[Extracted records]
· · · · · · ·
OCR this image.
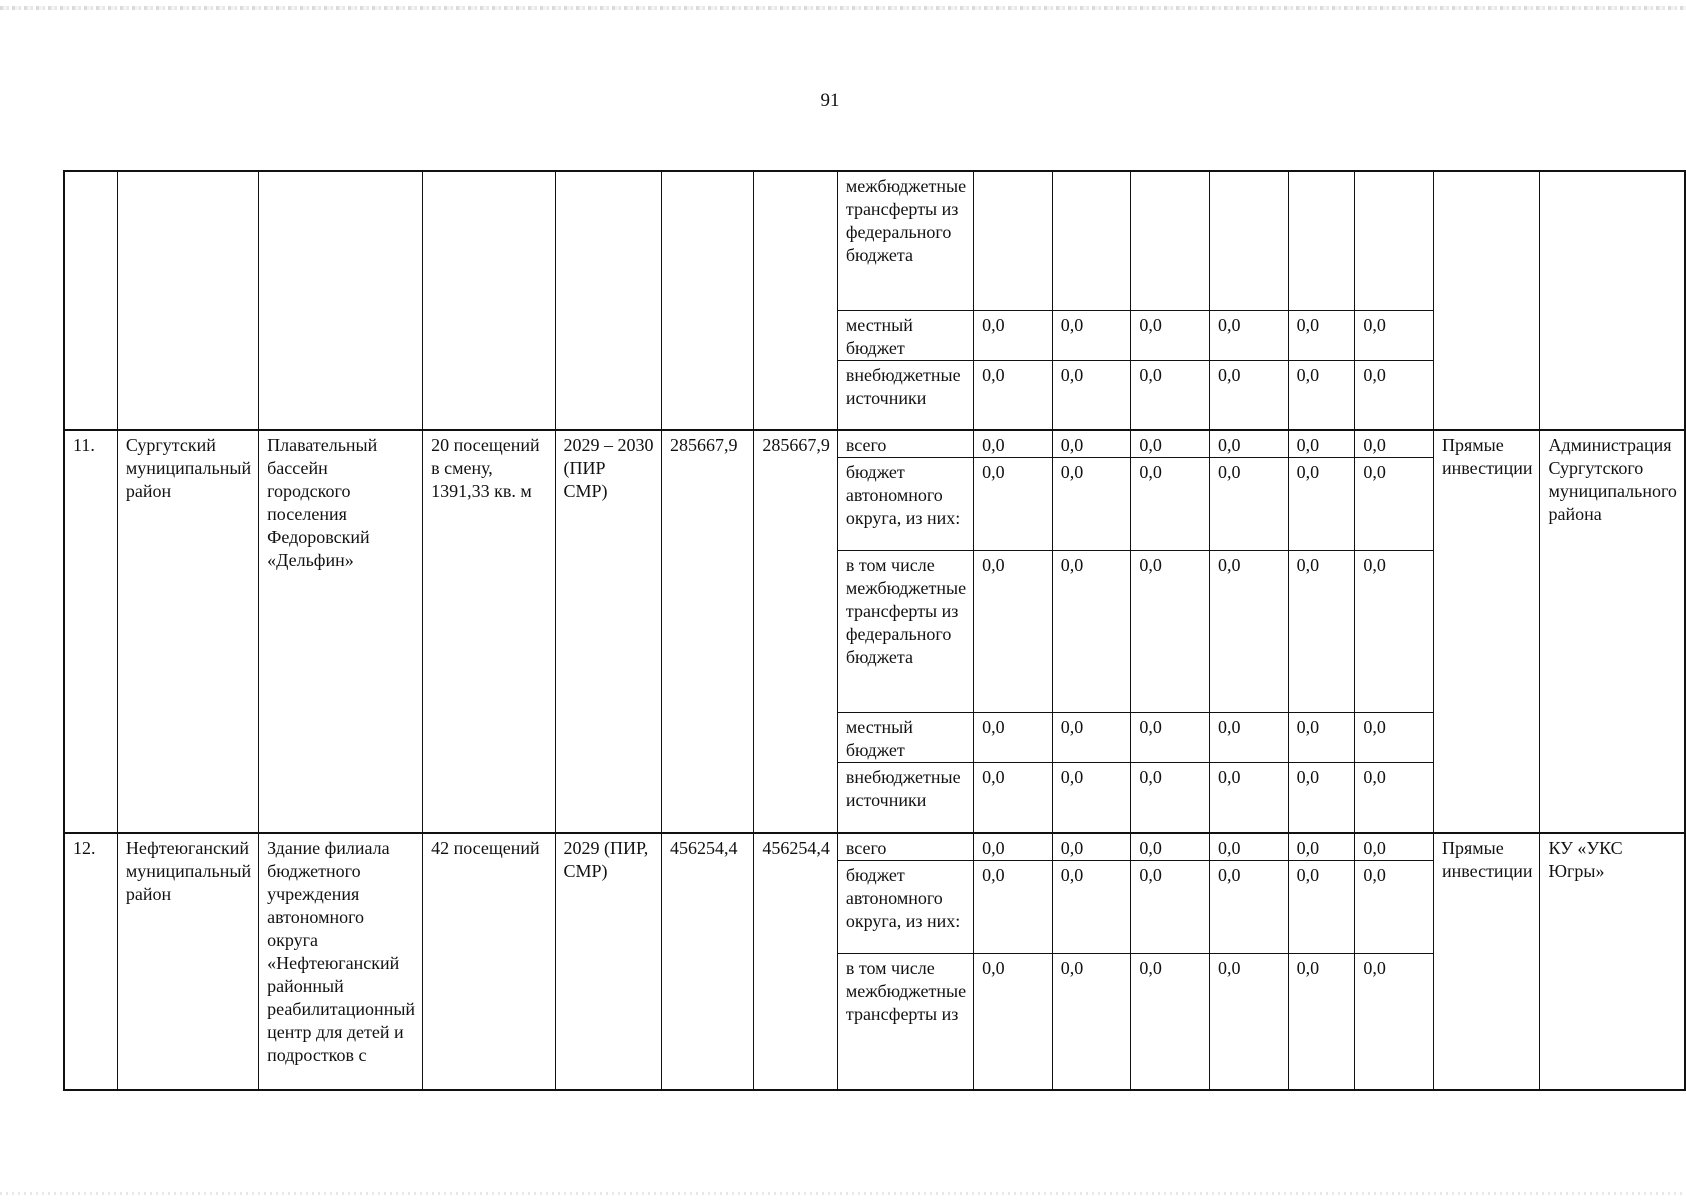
91
							межбюджетные трансферты из федерального бюджета								
							местный бюджет	0,0	0,0	0,0	0,0	0,0	0,0		
							внебюджетные источники	0,0	0,0	0,0	0,0	0,0	0,0		
11.	Сургутский муниципальный район	Плавательный бассейн городского поселения Федоровский «Дельфин»	20 посещений в смену, 1391,33 кв. м	2029 – 2030 (ПИР СМР)	285667,9	285667,9	всего	0,0	0,0	0,0	0,0	0,0	0,0	Прямые инвестиции	Администрация Сургутского муниципального района
							бюджет автономного округа, из них:	0,0	0,0	0,0	0,0	0,0	0,0		
							в том числе межбюджетные трансферты из федерального бюджета	0,0	0,0	0,0	0,0	0,0	0,0		
							местный бюджет	0,0	0,0	0,0	0,0	0,0	0,0		
							внебюджетные источники	0,0	0,0	0,0	0,0	0,0	0,0		
12.	Нефтеюганский муниципальный район	Здание филиала бюджетного учреждения автономного округа «Нефтеюганский районный реабилитационный центр для детей и подростков с	42 посещений	2029 (ПИР, СМР)	456254,4	456254,4	всего	0,0	0,0	0,0	0,0	0,0	0,0	Прямые инвестиции	КУ «УКС Югры»
							бюджет автономного округа, из них:	0,0	0,0	0,0	0,0	0,0	0,0		
							в том числе межбюджетные трансферты из	0,0	0,0	0,0	0,0	0,0	0,0		
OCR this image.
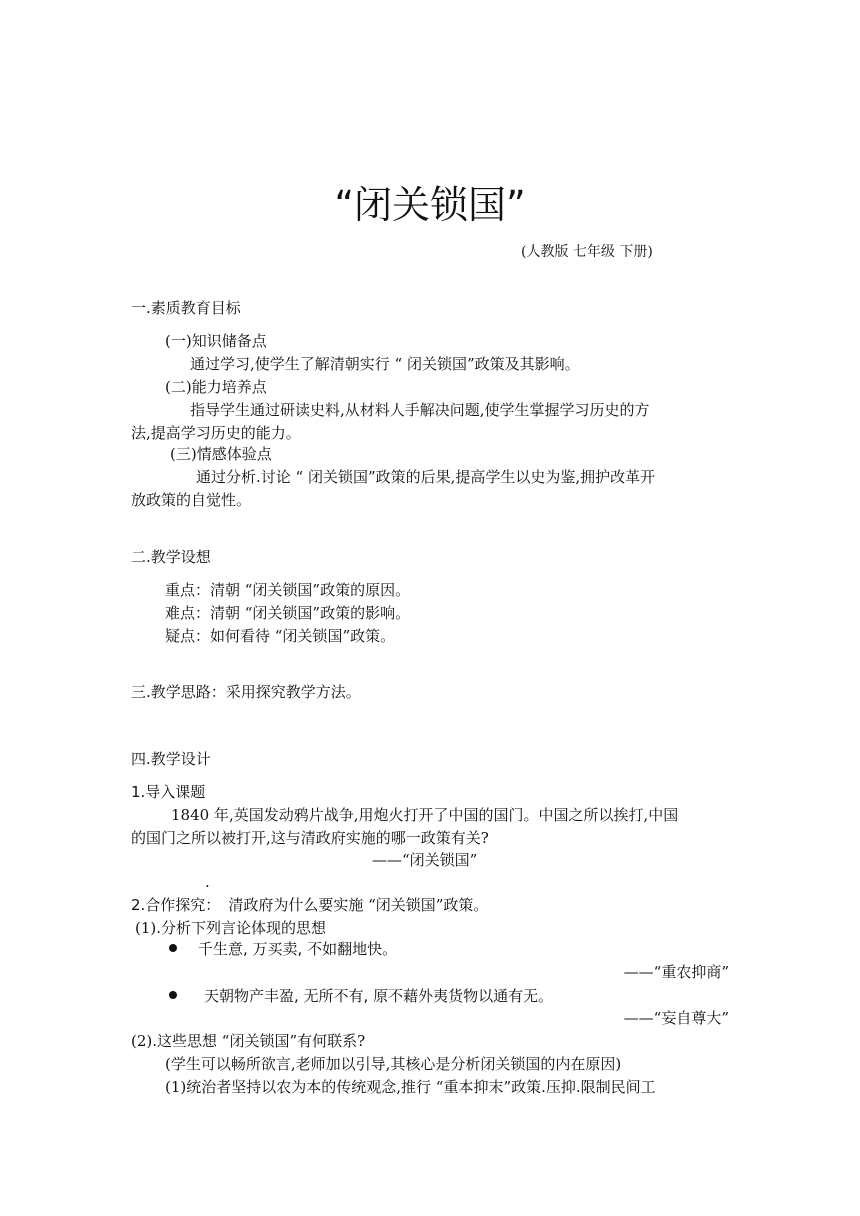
“闭关锁国”
(人教版 七年级 下册)
一.素质教育目标
(一)知识储备点
通过学习,使学生了解清朝实行 “ 闭关锁国”政策及其影响。
(二)能力培养点
指导学生通过研读史料,从材料人手解决问题,使学生掌握学习历史的方
法,提高学习历史的能力。
(三)情感体验点
通过分析.讨论 “ 闭关锁国”政策的后果,提高学生以史为鉴,拥护改革开
放政策的自觉性。
二.教学设想
重点：清朝 “闭关锁国”政策的原因。
难点：清朝 “闭关锁国”政策的影响。
疑点：如何看待 “闭关锁国”政策。
三.教学思路：采用探究教学方法。
四.教学设计
1.导入课题
1840 年,英国发动鸦片战争,用炮火打开了中国的国门。中国之所以挨打,中国
的国门之所以被打开,这与清政府实施的哪一政策有关?
——“闭关锁国”
.
2.合作探究： 清政府为什么要实施 “闭关锁国”政策。
(1).分析下列言论体现的思想
千生意, 万买卖, 不如翻地快。
——“重农抑商”
天朝物产丰盈, 无所不有, 原不藉外夷货物以通有无。
——“妄自尊大”
(2).这些思想 “闭关锁国”有何联系?
(学生可以畅所欲言,老师加以引导,其核心是分析闭关锁国的内在原因)
(1)统治者坚持以农为本的传统观念,推行 “重本抑末”政策.压抑.限制民间工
· · · · · · ·
* [REQUIRED WORK]
Reproduce every record above exactly, omitting the pictures.

* [TASK ANSWER]
OCR this image.
91
							межбюджетные трансферты из федерального бюджета								
							местный бюджет	0,0	0,0	0,0	0,0	0,0	0,0		
							внебюджетные источники	0,0	0,0	0,0	0,0	0,0	0,0		
11.	Сургутский муниципальный район	Плавательный бассейн городского поселения Федоровский «Дельфин»	20 посещений в смену, 1391,33 кв. м	2029 – 2030 (ПИР СМР)	285667,9	285667,9	всего	0,0	0,0	0,0	0,0	0,0	0,0	Прямые инвестиции	Администрация Сургутского муниципального района
							бюджет автономного округа, из них:	0,0	0,0	0,0	0,0	0,0	0,0		
							в том числе межбюджетные трансферты из федерального бюджета	0,0	0,0	0,0	0,0	0,0	0,0		
							местный бюджет	0,0	0,0	0,0	0,0	0,0	0,0		
							внебюджетные источники	0,0	0,0	0,0	0,0	0,0	0,0		
12.	Нефтеюганский муниципальный район	Здание филиала бюджетного учреждения автономного округа «Нефтеюганский районный реабилитационный центр для детей и подростков с	42 посещений	2029 (ПИР, СМР)	456254,4	456254,4	всего	0,0	0,0	0,0	0,0	0,0	0,0	Прямые инвестиции	КУ «УКС Югры»
							бюджет автономного округа, из них:	0,0	0,0	0,0	0,0	0,0	0,0		
							в том числе межбюджетные трансферты из	0,0	0,0	0,0	0,0	0,0	0,0		
OCR this image.
“闭关锁国”
(人教版 七年级 下册)
一.素质教育目标
(一)知识储备点
通过学习,使学生了解清朝实行 “ 闭关锁国”政策及其影响。
(二)能力培养点
指导学生通过研读史料,从材料人手解决问题,使学生掌握学习历史的方
法,提高学习历史的能力。
(三)情感体验点
通过分析.讨论 “ 闭关锁国”政策的后果,提高学生以史为鉴,拥护改革开
放政策的自觉性。
二.教学设想
重点：清朝 “闭关锁国”政策的原因。
难点：清朝 “闭关锁国”政策的影响。
疑点：如何看待 “闭关锁国”政策。
三.教学思路：采用探究教学方法。
四.教学设计
1.导入课题
1840 年,英国发动鸦片战争,用炮火打开了中国的国门。中国之所以挨打,中国
的国门之所以被打开,这与清政府实施的哪一政策有关?
——“闭关锁国”
.
2.合作探究： 清政府为什么要实施 “闭关锁国”政策。
(1).分析下列言论体现的思想
千生意, 万买卖, 不如翻地快。
——“重农抑商”
天朝物产丰盈, 无所不有, 原不藉外夷货物以通有无。
——“妄自尊大”
(2).这些思想 “闭关锁国”有何联系?
(学生可以畅所欲言,老师加以引导,其核心是分析闭关锁国的内在原因)
(1)统治者坚持以农为本的传统观念,推行 “重本抑末”政策.压抑.限制民间工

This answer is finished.